Goal: Check every line below for the word "JSON" and copy the ones that have it.

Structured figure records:
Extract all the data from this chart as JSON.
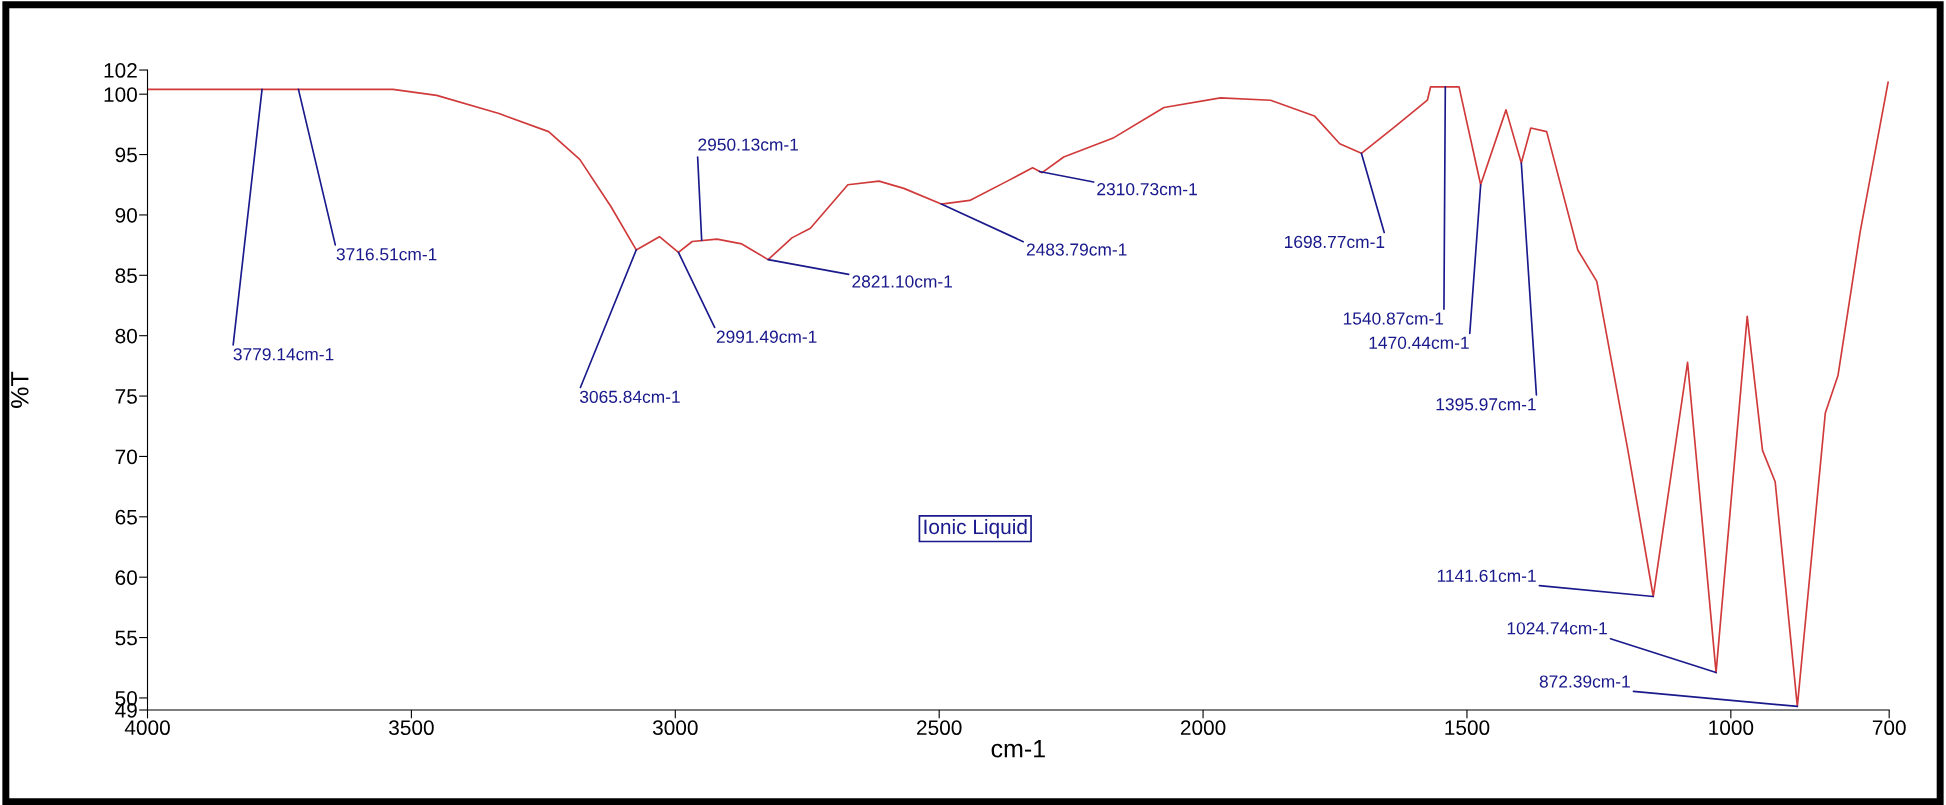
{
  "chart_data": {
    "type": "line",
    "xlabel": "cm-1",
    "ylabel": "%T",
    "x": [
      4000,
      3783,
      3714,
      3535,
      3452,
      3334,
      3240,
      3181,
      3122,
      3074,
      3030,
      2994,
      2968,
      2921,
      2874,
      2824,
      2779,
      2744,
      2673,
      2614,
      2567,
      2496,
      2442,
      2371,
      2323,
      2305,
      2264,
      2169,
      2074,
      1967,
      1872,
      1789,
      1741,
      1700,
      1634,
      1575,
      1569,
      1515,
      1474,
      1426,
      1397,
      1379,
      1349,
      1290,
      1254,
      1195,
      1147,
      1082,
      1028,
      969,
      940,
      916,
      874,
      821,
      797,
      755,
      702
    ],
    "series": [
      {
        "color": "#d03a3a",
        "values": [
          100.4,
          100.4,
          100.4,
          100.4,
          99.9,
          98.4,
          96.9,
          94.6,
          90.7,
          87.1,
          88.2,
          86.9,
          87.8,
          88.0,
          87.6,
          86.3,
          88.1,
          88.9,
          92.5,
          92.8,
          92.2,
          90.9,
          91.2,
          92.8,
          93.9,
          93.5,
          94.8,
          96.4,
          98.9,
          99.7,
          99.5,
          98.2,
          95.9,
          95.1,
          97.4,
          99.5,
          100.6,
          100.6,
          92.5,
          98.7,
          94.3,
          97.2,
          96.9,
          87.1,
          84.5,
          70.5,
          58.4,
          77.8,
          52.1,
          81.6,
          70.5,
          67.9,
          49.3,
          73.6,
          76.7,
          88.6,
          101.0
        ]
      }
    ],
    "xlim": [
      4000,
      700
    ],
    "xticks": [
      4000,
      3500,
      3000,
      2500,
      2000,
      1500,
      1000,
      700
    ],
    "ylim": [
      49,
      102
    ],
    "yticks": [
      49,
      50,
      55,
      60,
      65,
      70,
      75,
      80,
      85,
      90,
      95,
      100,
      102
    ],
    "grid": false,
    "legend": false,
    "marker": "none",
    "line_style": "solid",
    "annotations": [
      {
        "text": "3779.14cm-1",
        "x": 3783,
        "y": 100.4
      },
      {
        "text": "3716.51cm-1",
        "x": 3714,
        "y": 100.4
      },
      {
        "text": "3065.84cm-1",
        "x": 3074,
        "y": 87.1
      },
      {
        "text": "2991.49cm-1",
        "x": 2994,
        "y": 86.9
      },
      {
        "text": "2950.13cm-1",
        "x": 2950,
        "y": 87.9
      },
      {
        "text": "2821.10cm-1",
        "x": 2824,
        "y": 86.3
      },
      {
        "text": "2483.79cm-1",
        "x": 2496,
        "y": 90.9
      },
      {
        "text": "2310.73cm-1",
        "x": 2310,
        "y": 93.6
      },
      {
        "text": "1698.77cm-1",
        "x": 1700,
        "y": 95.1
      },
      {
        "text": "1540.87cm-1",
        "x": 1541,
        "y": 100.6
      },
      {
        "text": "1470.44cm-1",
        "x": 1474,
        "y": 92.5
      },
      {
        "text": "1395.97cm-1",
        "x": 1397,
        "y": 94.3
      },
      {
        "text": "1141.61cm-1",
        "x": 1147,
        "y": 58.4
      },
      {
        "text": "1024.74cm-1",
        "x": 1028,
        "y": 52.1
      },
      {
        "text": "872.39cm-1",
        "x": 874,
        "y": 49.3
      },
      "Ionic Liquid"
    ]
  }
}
* * *
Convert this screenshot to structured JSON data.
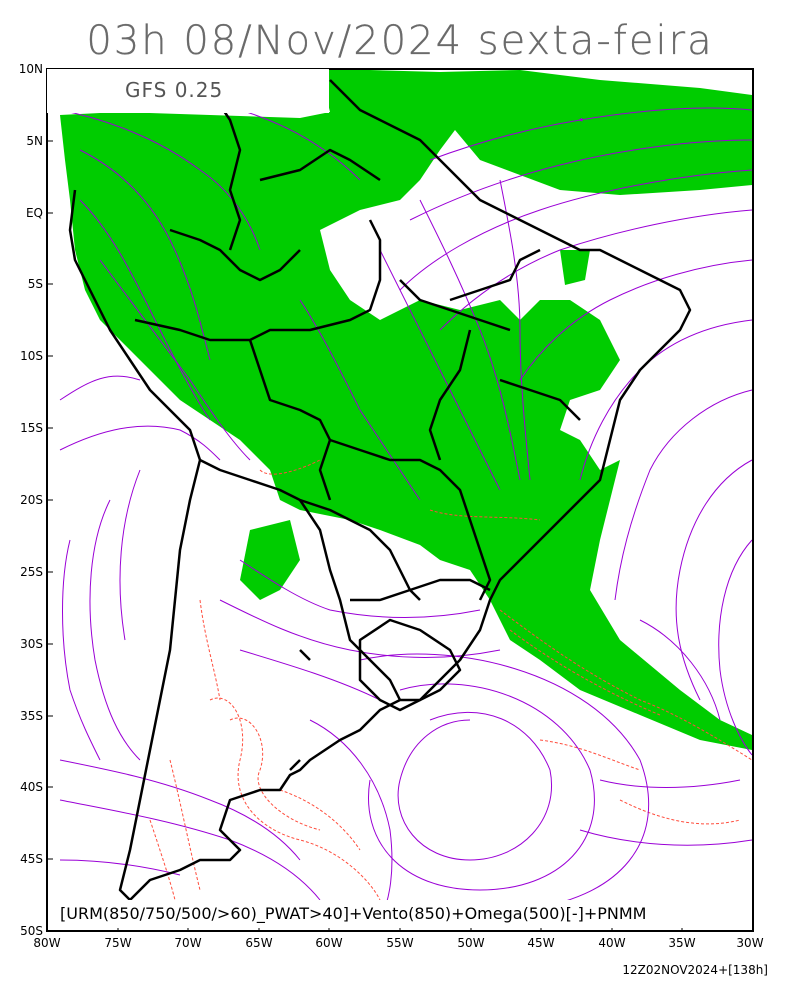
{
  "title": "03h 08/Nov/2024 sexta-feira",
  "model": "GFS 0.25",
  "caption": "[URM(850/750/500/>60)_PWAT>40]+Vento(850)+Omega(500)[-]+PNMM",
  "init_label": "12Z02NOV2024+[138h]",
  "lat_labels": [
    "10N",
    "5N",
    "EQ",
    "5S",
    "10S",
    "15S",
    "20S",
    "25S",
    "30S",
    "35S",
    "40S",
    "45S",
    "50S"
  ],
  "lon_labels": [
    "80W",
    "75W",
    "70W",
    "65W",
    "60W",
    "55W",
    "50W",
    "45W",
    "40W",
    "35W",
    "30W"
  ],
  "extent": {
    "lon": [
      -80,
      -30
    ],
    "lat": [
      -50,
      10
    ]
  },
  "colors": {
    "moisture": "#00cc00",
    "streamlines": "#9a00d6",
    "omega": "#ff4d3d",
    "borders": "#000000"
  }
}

Response to this exercise:
Extract all the data from this chart as JSON.
Convert this screenshot to structured JSON data.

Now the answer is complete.